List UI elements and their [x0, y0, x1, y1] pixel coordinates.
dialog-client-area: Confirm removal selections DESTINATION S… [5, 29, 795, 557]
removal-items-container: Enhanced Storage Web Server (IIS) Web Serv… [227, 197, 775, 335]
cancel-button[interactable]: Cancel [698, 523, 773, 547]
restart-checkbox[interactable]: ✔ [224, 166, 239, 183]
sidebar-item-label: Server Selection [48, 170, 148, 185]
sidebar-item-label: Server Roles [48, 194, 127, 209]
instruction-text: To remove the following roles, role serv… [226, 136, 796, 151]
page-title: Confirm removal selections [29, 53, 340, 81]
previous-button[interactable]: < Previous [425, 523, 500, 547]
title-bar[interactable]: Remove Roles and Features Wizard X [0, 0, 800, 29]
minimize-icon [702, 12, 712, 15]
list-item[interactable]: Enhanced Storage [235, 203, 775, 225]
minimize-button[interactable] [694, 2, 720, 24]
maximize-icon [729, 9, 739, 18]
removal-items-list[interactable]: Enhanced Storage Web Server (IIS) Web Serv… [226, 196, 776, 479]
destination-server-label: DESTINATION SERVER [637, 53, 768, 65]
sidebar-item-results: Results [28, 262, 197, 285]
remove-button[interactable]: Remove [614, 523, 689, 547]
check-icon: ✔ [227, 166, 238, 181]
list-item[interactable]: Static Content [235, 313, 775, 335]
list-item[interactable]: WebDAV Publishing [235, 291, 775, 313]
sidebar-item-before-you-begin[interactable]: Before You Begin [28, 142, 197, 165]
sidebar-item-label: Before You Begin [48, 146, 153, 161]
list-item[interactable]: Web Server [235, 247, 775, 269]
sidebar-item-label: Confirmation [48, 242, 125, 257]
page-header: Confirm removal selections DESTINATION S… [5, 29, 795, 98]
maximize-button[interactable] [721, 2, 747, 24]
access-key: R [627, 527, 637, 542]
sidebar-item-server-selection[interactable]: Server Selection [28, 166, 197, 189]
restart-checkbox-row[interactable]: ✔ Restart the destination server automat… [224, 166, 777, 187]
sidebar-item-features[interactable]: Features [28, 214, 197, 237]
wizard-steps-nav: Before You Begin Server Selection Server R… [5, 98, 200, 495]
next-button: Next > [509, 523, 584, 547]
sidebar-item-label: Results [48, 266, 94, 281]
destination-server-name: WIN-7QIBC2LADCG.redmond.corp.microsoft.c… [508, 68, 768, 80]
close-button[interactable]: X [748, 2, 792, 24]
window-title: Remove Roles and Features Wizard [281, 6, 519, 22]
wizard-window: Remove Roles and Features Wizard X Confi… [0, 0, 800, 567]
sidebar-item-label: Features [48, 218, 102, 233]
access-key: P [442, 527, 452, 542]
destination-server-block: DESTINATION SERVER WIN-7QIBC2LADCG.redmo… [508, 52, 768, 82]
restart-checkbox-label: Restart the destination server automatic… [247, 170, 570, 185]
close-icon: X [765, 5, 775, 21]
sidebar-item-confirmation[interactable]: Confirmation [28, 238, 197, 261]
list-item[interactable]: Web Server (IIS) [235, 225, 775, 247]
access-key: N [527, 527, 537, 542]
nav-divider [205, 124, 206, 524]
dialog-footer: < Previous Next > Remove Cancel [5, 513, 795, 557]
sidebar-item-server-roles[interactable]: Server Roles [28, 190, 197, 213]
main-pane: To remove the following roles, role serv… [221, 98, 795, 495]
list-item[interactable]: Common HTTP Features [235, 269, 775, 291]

## WRITTEN REQUEST
Reproduce the data above with every "sidebar-item-label" changed to "nav-step-label", keeping all other text the same.

## COMPLETE ANSWER
List UI elements and their [x0, y0, x1, y1] pixel coordinates.
dialog-client-area: Confirm removal selections DESTINATION S… [5, 29, 795, 557]
removal-items-container: Enhanced Storage Web Server (IIS) Web Serv… [227, 197, 775, 335]
cancel-button[interactable]: Cancel [698, 523, 773, 547]
restart-checkbox[interactable]: ✔ [224, 166, 239, 183]
nav-step-label: Server Selection [48, 170, 148, 185]
nav-step-label: Server Roles [48, 194, 127, 209]
instruction-text: To remove the following roles, role serv… [226, 136, 796, 151]
page-title: Confirm removal selections [29, 53, 340, 81]
previous-button[interactable]: < Previous [425, 523, 500, 547]
title-bar[interactable]: Remove Roles and Features Wizard X [0, 0, 800, 29]
minimize-icon [702, 12, 712, 15]
list-item[interactable]: Enhanced Storage [235, 203, 775, 225]
minimize-button[interactable] [694, 2, 720, 24]
maximize-icon [729, 9, 739, 18]
removal-items-list[interactable]: Enhanced Storage Web Server (IIS) Web Serv… [226, 196, 776, 479]
destination-server-label: DESTINATION SERVER [637, 53, 768, 65]
sidebar-item-results: Results [28, 262, 197, 285]
remove-button[interactable]: Remove [614, 523, 689, 547]
check-icon: ✔ [227, 166, 238, 181]
list-item[interactable]: Static Content [235, 313, 775, 335]
list-item[interactable]: WebDAV Publishing [235, 291, 775, 313]
sidebar-item-before-you-begin[interactable]: Before You Begin [28, 142, 197, 165]
nav-step-label: Before You Begin [48, 146, 153, 161]
list-item[interactable]: Web Server [235, 247, 775, 269]
nav-step-label: Confirmation [48, 242, 125, 257]
page-header: Confirm removal selections DESTINATION S… [5, 29, 795, 98]
maximize-button[interactable] [721, 2, 747, 24]
access-key: R [627, 527, 637, 542]
sidebar-item-server-selection[interactable]: Server Selection [28, 166, 197, 189]
restart-checkbox-row[interactable]: ✔ Restart the destination server automat… [224, 166, 777, 187]
sidebar-item-features[interactable]: Features [28, 214, 197, 237]
wizard-steps-nav: Before You Begin Server Selection Server R… [5, 98, 200, 495]
next-button: Next > [509, 523, 584, 547]
nav-step-label: Results [48, 266, 94, 281]
destination-server-name: WIN-7QIBC2LADCG.redmond.corp.microsoft.c… [508, 68, 768, 80]
close-button[interactable]: X [748, 2, 792, 24]
window-title: Remove Roles and Features Wizard [281, 6, 519, 22]
wizard-window: Remove Roles and Features Wizard X Confi… [0, 0, 800, 567]
nav-step-label: Features [48, 218, 102, 233]
access-key: P [442, 527, 452, 542]
destination-server-block: DESTINATION SERVER WIN-7QIBC2LADCG.redmo… [508, 52, 768, 82]
restart-checkbox-label: Restart the destination server automatic… [247, 170, 570, 185]
close-icon: X [765, 5, 775, 21]
sidebar-item-confirmation[interactable]: Confirmation [28, 238, 197, 261]
list-item[interactable]: Web Server (IIS) [235, 225, 775, 247]
access-key: N [527, 527, 537, 542]
nav-divider [205, 124, 206, 524]
dialog-footer: < Previous Next > Remove Cancel [5, 513, 795, 557]
sidebar-item-server-roles[interactable]: Server Roles [28, 190, 197, 213]
main-pane: To remove the following roles, role serv… [221, 98, 795, 495]
list-item[interactable]: Common HTTP Features [235, 269, 775, 291]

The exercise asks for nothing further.